Written problem: Copy out each line featuring the string "Intergenerational" from the entries beneath.

Material provided:
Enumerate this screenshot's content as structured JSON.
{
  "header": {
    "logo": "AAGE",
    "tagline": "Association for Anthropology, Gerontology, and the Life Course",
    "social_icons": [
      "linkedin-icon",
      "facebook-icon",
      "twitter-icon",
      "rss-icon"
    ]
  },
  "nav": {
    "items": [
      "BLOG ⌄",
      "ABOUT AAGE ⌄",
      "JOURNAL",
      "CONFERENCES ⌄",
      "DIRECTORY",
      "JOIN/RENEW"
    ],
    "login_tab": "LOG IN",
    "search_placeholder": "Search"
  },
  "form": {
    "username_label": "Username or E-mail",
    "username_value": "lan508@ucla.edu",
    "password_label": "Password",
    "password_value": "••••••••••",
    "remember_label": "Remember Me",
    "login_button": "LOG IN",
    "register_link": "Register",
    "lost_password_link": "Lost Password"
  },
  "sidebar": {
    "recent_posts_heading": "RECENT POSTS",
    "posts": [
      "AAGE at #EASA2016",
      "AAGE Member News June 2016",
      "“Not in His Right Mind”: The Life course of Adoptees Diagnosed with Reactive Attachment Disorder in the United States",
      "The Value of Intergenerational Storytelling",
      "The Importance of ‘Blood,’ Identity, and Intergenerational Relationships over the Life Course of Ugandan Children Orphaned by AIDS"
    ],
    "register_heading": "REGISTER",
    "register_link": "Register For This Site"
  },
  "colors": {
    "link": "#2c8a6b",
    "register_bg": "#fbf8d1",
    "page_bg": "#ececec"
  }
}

Response:
      "The Value of Intergenerational Storytelling",
      "The Importance of ‘Blood,’ Identity, and Intergenerational Relationships over the Life Course of Ugandan Children Orphaned by AIDS"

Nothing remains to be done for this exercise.